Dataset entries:
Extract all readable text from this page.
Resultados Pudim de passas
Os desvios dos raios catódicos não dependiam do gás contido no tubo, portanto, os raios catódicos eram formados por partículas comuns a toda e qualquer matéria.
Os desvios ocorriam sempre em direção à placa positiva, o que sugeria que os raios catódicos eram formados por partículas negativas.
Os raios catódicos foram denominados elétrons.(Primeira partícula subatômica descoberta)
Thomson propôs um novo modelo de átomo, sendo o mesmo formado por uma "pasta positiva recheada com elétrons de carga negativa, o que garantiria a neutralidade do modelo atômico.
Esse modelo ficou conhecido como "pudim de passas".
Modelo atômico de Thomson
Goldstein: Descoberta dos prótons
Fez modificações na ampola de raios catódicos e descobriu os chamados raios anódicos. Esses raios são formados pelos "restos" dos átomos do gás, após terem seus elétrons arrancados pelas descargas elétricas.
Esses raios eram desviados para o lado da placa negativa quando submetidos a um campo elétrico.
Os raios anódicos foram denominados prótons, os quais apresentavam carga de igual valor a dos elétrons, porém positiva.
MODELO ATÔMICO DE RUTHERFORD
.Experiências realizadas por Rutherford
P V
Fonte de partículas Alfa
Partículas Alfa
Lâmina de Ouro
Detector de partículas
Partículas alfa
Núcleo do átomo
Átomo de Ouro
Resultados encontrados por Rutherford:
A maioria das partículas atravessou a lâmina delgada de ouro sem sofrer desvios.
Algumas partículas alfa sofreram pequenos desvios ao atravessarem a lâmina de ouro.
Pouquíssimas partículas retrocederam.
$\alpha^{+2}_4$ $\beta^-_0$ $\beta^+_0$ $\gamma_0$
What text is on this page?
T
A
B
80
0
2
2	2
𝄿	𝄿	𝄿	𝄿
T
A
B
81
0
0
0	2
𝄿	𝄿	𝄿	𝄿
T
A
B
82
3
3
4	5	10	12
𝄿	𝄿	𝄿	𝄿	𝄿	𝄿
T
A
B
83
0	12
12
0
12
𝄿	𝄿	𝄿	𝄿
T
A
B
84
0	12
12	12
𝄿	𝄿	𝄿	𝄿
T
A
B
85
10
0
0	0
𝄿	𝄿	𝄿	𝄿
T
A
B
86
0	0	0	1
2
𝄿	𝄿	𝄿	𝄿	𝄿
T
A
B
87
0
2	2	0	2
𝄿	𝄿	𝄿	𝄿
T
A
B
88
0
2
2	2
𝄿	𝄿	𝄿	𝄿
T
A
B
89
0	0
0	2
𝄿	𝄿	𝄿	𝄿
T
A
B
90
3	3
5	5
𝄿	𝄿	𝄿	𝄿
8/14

* * *

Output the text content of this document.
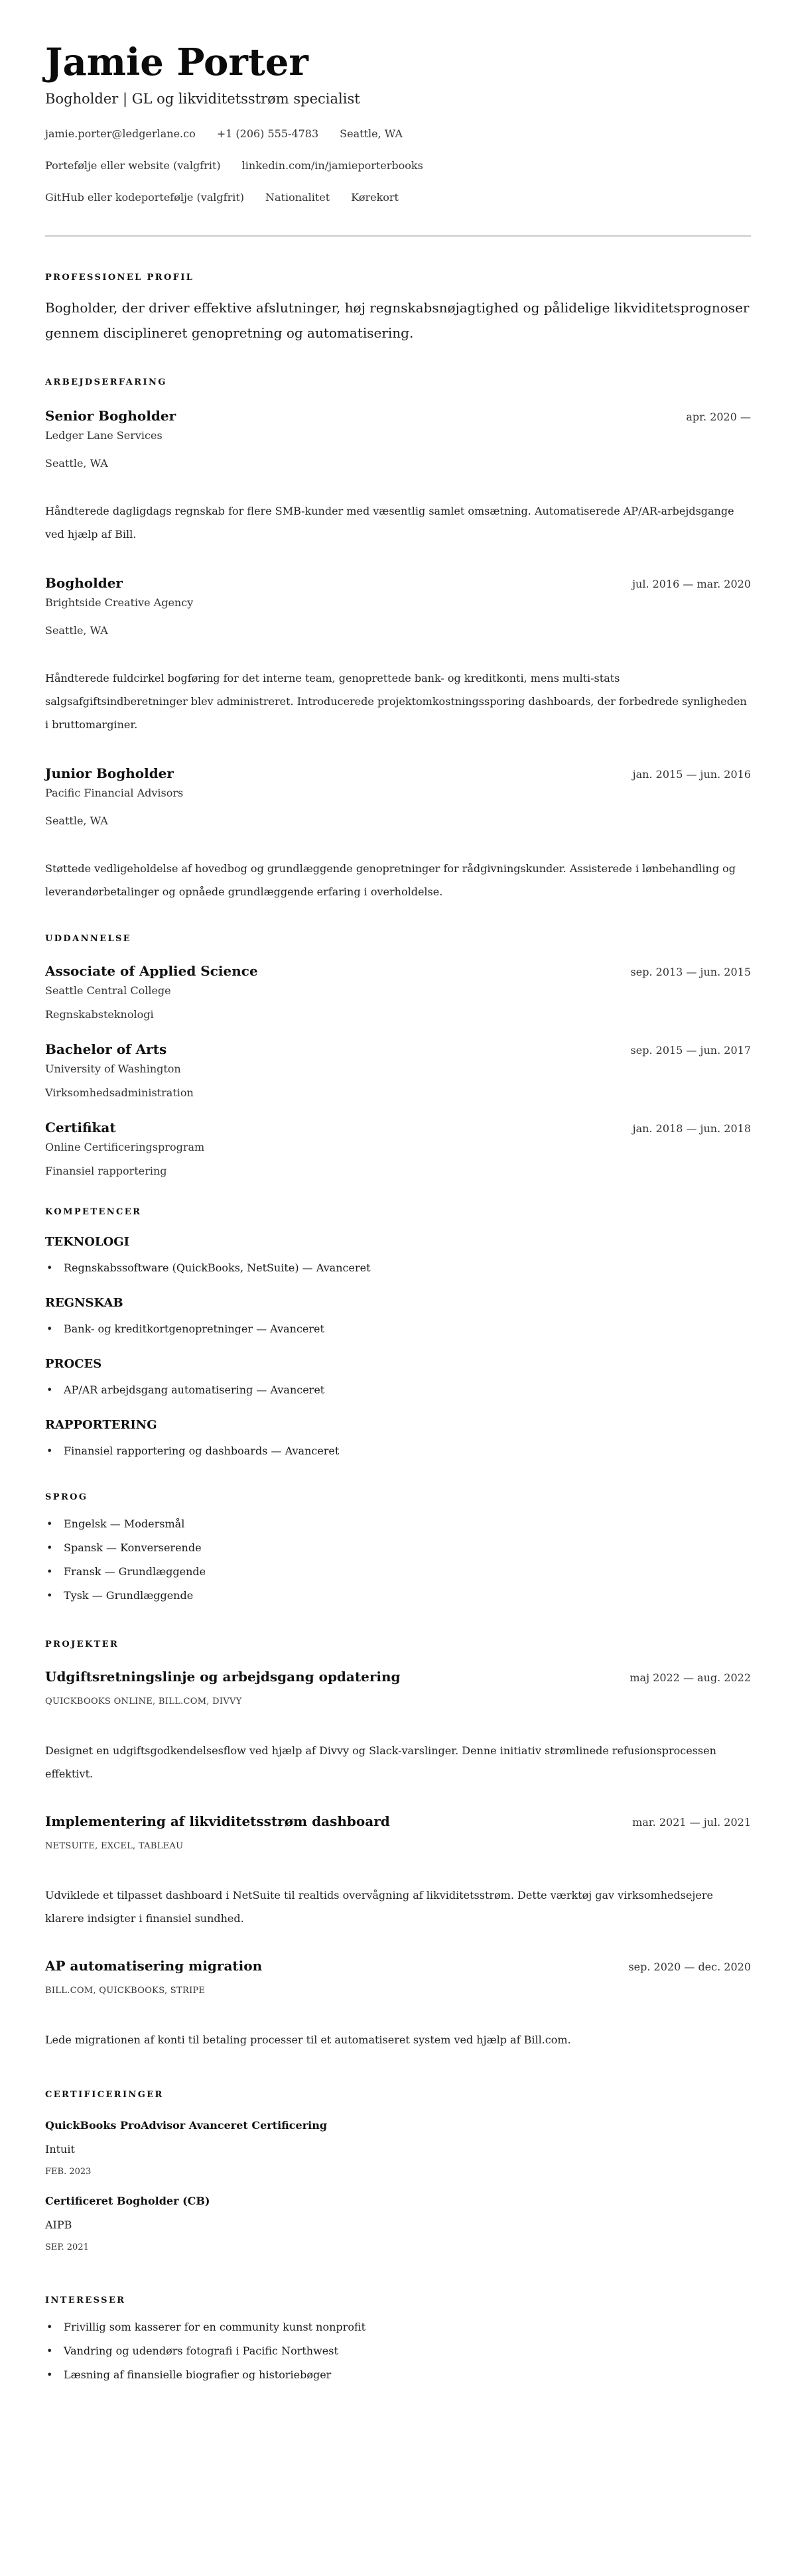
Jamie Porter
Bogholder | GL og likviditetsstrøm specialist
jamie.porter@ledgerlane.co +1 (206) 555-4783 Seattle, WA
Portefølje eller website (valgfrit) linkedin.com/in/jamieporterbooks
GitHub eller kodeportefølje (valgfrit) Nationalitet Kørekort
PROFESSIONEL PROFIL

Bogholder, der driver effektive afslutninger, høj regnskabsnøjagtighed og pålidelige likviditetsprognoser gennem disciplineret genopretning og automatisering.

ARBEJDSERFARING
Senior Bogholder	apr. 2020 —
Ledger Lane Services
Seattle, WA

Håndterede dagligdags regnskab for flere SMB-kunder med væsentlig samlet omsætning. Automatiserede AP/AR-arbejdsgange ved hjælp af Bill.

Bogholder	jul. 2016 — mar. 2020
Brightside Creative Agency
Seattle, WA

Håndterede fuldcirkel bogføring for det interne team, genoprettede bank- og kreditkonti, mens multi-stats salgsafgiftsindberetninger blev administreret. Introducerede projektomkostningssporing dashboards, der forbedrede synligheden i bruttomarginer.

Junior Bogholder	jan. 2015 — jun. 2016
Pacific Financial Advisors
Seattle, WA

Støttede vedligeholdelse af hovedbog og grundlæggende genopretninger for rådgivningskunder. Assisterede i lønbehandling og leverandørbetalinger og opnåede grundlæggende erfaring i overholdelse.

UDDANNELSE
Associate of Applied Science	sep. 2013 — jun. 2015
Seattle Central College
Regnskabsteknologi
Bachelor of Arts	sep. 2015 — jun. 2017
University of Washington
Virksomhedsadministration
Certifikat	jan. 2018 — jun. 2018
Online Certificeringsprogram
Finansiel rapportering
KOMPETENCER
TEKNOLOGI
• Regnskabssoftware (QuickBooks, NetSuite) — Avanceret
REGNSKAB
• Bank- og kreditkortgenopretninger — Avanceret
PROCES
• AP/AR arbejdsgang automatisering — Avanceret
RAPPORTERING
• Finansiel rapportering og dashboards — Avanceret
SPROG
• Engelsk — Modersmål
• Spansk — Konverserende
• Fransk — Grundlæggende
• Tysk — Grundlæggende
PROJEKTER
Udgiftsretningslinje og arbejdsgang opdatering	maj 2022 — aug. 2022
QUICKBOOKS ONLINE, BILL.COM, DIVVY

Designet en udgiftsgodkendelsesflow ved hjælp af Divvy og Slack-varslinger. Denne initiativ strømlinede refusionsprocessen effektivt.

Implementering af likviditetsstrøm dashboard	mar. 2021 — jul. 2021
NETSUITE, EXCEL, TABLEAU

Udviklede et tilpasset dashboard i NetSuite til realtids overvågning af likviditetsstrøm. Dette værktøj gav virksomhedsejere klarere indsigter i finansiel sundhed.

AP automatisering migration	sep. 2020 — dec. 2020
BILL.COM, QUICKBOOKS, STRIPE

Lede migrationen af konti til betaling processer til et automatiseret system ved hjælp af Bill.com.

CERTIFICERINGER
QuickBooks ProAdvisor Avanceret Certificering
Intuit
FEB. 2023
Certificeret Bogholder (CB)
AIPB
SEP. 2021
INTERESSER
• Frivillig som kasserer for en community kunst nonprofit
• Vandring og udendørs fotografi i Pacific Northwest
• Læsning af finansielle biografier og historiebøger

● **Directive**: Find every line in the listing that holds the string "hjælp", then say how many there are as a bare number.

● **Task answer**: 3